***** PASSAGE PROVIDED *****
# IPB legal Or Not



## abhinav (Nov 1, 2005)

Hello Guyz

I wanted to know how can we find i someone is using a Legal version of Invision Power Board or not.

and how can we protest against that person if he is not using the Legal one.
and a pirated one.

Is there any method to check
and also 
is there any free version available?


----------



## rajas700 (Nov 1, 2005)

U must know the software detail's throughly then only u can find that it's a pirated one.In some case's it may be easy for example windows xp u can check it online whether it's is legal or not.so it's is diffcult to find it unless u are an expert in the particular software.And i dont feel no software avaliable one if so it may find only one type of program dose it legal or not..


----------



## mail2and (Nov 1, 2005)

rajas700 said:
			
		

> U must know the software detail's throughly then only u can find that it's a pirated one.In some case's it may be easy for example windows xp u can check it online whether it's is legal or not.so it's is diffcult to find it unless u are an expert in the particular software.And i dont feel no software avaliable one if so it may find only one type of program dose it legal or not..



Firstly, rajas you are spamming here...


@abhinav.. go to the admin panel and check the links back to ipb... if the links are proper and they lead to the ipb site.. then yes, it is a legal copy. But, 2 people sharing a single legal copy is also considered illegal.

The last un-restricted free version of ipb was 2.0.0. If you have it, then you can use it freely.


----------



## Deep (Nov 1, 2005)

rajas700 said:
			
		

> U must know the software detail's throughly then only u can find that it's a pirated one.In some case's it may be easy for example windows xp u can check it online whether it's is legal or not.so it's is diffcult to find it unless u are an expert in the particular software.And i dont feel no software avaliable one if so it may find only one type of program dose it legal or not..
*****
■ **TO-DO LIST**:
[A] From the IPB thread, quote the text that begins at the words "Firstly, rajas you" and stops after "also considered illegal.".
[B] In the IPB thread, which version is named as the last unrestricted free version of Invision Power Board?
***** SOURCE EXCERPT *****
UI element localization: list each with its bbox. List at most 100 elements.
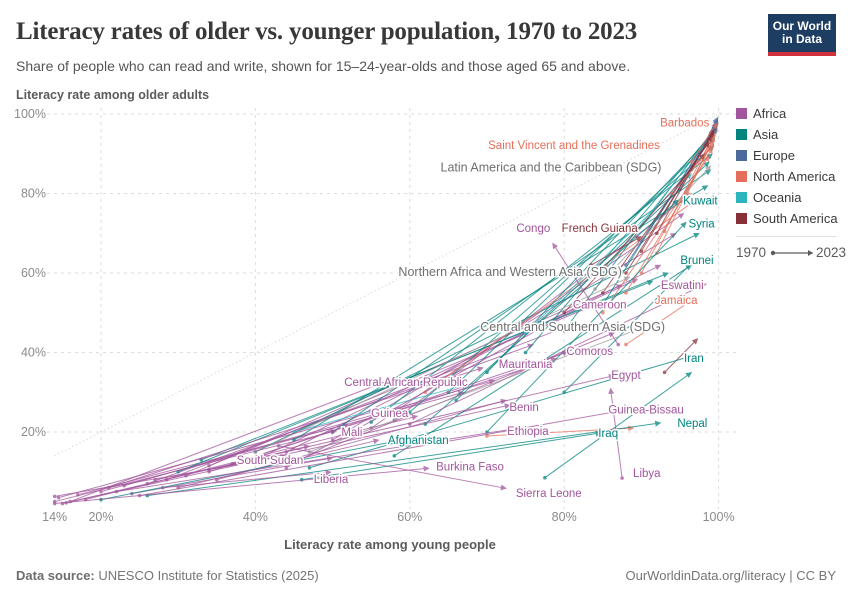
*****
■ **ANSWER LIST**:
[A]
Firstly, rajas you are spamming here...


@abhinav.. go to the admin panel and check the links back to ipb... if the links are proper and they lead to the ipb site.. then yes, it is a legal copy. But, 2 people sharing a single legal copy is also considered illegal.

[B] Version 2.0.0